··· Data in this exercise ···
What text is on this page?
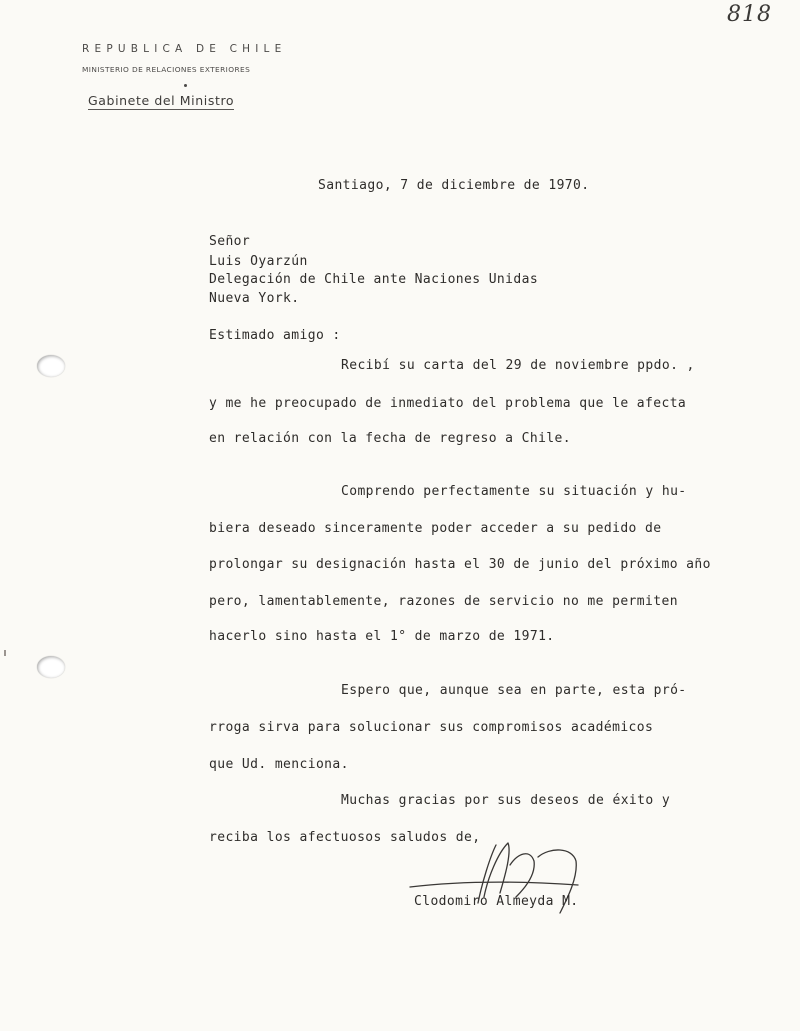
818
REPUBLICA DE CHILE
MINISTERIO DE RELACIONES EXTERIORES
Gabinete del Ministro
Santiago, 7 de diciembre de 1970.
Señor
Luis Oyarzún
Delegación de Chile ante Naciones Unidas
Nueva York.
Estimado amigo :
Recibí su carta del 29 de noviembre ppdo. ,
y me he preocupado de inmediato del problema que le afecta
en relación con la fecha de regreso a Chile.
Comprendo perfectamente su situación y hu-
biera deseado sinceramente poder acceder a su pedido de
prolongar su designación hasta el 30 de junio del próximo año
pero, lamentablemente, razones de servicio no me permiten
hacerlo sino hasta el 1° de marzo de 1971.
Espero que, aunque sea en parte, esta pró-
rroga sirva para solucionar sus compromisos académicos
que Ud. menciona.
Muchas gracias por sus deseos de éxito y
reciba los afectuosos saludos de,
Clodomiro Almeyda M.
···
* _Given instruction_
Quote the listing above in full, except for the pictures.

* _Exercise output_
What text is on this page?
818
REPUBLICA DE CHILE
MINISTERIO DE RELACIONES EXTERIORES
Gabinete del Ministro
Santiago, 7 de diciembre de 1970.
Señor
Luis Oyarzún
Delegación de Chile ante Naciones Unidas
Nueva York.
Estimado amigo :
Recibí su carta del 29 de noviembre ppdo. ,
y me he preocupado de inmediato del problema que le afecta
en relación con la fecha de regreso a Chile.
Comprendo perfectamente su situación y hu-
biera deseado sinceramente poder acceder a su pedido de
prolongar su designación hasta el 30 de junio del próximo año
pero, lamentablemente, razones de servicio no me permiten
hacerlo sino hasta el 1° de marzo de 1971.
Espero que, aunque sea en parte, esta pró-
rroga sirva para solucionar sus compromisos académicos
que Ud. menciona.
Muchas gracias por sus deseos de éxito y
reciba los afectuosos saludos de,
Clodomiro Almeyda M.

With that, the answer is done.